* [Goal]:
Scan the material and copy every line in which "помощью" appears.

* [Input rows]:
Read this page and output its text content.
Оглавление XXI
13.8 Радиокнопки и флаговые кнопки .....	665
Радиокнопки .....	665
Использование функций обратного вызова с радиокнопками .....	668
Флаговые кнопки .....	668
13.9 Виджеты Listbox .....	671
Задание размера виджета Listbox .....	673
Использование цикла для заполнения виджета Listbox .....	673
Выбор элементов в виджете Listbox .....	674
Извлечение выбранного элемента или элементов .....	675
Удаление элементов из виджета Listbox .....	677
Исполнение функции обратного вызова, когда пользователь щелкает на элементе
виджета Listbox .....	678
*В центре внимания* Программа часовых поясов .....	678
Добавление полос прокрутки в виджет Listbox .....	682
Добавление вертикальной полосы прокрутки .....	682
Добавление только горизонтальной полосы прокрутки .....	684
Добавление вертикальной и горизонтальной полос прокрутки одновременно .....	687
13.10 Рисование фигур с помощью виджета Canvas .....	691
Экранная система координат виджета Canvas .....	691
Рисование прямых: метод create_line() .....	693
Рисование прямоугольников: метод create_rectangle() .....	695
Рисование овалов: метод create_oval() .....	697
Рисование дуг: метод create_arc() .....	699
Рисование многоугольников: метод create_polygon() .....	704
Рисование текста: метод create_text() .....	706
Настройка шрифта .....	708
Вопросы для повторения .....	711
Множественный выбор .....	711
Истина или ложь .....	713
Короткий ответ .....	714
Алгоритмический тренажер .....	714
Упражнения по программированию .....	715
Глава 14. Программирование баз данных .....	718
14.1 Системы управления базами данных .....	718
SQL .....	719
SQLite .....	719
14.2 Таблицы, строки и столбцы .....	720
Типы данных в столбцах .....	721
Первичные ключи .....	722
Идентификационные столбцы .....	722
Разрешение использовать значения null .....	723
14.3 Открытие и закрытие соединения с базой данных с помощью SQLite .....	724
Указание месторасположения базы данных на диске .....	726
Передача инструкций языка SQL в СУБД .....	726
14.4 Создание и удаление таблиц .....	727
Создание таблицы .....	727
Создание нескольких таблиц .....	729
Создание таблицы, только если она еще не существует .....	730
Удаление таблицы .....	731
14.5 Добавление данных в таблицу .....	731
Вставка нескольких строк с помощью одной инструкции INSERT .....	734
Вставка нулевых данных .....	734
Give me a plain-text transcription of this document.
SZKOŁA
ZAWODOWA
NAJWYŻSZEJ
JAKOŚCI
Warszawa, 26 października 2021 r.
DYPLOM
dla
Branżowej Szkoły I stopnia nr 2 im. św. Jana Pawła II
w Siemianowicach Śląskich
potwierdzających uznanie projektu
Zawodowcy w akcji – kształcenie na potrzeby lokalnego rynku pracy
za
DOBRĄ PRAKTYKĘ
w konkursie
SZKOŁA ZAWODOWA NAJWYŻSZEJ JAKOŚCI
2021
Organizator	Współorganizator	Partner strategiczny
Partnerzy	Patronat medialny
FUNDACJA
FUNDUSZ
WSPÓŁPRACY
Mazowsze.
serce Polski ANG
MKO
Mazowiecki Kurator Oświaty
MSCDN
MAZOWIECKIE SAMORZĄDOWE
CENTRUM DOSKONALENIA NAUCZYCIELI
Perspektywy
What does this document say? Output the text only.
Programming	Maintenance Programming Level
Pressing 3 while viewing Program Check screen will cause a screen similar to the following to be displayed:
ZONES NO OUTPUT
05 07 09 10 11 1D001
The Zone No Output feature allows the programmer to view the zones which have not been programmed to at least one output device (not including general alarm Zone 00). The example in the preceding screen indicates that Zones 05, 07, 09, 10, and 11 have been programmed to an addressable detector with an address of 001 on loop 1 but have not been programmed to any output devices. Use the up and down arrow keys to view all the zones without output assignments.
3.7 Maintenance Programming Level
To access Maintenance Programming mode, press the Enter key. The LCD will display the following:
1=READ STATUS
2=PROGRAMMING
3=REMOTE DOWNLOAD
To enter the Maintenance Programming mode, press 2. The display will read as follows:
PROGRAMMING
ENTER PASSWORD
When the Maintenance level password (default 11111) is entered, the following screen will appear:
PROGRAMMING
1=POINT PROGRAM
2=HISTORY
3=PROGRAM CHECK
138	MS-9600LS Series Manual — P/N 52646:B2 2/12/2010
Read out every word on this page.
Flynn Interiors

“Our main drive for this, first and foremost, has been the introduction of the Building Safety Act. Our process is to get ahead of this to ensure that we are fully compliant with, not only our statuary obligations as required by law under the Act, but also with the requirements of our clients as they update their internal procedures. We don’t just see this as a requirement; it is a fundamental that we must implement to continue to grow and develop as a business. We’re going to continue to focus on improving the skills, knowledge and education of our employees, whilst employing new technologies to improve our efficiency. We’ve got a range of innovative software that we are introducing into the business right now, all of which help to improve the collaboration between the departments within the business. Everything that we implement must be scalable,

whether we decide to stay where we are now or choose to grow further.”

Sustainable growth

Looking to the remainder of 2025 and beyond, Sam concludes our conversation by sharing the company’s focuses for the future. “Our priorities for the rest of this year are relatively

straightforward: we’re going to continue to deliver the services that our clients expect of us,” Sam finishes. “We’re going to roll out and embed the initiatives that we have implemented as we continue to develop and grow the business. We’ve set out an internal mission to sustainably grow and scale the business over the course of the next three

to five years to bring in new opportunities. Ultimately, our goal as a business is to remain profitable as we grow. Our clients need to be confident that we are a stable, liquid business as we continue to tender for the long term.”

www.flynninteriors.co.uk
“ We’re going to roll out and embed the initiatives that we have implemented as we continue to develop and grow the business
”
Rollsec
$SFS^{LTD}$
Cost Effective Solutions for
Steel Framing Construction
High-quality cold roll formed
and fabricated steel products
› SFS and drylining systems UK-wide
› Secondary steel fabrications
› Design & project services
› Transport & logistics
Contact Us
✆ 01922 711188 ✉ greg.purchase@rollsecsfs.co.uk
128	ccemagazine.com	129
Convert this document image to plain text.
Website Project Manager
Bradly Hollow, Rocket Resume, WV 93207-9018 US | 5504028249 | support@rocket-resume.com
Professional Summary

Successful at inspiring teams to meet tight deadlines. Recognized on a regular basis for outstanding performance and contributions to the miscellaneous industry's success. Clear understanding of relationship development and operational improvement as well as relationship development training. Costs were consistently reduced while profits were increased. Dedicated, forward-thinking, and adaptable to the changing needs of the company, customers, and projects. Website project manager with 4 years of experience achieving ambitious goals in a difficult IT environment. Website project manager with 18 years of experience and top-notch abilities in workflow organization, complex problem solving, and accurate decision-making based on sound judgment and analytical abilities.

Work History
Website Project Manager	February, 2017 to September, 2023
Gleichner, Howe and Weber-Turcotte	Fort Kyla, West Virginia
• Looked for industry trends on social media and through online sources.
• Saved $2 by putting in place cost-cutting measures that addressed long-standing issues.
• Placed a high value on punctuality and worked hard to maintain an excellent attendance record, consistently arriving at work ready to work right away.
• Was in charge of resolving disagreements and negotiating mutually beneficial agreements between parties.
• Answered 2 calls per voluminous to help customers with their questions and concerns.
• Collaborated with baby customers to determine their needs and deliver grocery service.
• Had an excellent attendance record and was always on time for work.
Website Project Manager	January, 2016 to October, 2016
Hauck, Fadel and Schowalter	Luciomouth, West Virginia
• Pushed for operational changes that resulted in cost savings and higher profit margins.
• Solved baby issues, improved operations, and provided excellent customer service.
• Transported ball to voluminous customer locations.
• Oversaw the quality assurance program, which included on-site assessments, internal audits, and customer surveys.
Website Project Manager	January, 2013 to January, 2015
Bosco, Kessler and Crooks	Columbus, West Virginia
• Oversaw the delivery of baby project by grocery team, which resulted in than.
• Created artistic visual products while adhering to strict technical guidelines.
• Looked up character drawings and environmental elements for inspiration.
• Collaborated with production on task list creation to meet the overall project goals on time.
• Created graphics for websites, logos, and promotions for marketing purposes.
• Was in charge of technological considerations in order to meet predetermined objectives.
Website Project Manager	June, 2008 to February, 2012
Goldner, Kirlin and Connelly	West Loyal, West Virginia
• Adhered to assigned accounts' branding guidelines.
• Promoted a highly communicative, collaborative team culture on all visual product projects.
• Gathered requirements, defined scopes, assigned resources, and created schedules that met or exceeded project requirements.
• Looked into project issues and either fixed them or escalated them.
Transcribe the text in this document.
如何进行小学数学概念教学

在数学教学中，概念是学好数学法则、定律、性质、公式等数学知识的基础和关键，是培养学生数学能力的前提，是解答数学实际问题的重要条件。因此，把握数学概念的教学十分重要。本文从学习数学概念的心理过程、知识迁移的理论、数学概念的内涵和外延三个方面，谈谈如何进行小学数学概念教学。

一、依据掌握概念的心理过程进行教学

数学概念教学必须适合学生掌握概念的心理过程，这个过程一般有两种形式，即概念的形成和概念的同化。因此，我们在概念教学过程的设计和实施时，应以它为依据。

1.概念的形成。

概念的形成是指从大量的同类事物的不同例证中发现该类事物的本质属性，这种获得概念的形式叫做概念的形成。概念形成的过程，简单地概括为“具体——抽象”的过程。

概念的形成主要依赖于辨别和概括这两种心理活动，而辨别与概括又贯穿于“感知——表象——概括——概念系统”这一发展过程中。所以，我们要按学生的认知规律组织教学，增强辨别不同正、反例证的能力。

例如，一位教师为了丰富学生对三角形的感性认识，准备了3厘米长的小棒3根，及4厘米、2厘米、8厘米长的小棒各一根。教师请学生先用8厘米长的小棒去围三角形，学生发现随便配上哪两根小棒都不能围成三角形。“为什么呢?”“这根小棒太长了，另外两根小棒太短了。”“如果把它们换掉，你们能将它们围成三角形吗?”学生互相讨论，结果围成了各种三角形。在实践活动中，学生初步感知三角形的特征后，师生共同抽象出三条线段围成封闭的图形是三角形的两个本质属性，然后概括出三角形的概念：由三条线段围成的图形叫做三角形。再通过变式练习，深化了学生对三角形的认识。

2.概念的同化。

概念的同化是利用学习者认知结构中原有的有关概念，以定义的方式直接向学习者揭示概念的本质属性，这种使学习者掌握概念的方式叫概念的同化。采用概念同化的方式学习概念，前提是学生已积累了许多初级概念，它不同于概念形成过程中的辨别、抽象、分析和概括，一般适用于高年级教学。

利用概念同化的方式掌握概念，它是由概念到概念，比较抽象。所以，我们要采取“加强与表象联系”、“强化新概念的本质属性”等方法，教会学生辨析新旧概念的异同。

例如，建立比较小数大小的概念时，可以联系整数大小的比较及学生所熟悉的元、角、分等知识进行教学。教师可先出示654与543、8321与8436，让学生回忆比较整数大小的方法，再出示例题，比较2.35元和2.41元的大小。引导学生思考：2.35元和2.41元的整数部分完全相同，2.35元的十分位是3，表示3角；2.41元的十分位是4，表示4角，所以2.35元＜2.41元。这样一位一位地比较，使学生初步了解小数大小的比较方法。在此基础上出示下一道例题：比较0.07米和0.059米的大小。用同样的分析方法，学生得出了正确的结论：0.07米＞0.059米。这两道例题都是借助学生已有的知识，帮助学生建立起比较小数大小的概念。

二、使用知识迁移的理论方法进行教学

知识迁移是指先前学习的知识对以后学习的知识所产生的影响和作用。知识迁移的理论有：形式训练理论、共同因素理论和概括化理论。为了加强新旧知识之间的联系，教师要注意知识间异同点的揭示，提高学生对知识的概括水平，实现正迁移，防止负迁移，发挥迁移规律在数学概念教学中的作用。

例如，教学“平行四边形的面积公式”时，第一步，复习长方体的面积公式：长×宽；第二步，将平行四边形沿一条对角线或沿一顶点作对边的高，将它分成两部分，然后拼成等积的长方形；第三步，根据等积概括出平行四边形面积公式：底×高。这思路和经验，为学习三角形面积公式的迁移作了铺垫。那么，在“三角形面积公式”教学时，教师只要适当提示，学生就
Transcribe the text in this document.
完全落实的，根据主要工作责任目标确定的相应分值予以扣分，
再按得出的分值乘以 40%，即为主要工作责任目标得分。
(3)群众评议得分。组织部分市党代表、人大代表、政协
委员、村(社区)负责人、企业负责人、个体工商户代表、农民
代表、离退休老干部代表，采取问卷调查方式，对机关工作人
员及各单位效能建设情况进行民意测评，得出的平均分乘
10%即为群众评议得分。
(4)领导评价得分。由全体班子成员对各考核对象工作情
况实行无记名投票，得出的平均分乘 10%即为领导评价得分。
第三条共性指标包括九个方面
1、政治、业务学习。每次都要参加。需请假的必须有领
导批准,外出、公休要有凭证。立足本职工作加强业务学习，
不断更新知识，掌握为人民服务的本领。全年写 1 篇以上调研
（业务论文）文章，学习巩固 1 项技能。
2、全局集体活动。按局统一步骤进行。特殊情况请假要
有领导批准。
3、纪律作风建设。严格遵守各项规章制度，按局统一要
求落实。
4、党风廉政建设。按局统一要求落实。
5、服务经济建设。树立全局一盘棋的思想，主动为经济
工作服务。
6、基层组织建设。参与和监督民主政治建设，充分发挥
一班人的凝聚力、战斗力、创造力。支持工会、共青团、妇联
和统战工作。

* [Answer to the task]:
13.10 Рисование фигур с помощью виджета Canvas .....	691
14.3 Открытие и закрытие соединения с базой данных с помощью SQLite .....	724
Вставка нескольких строк с помощью одной инструкции INSERT .....	734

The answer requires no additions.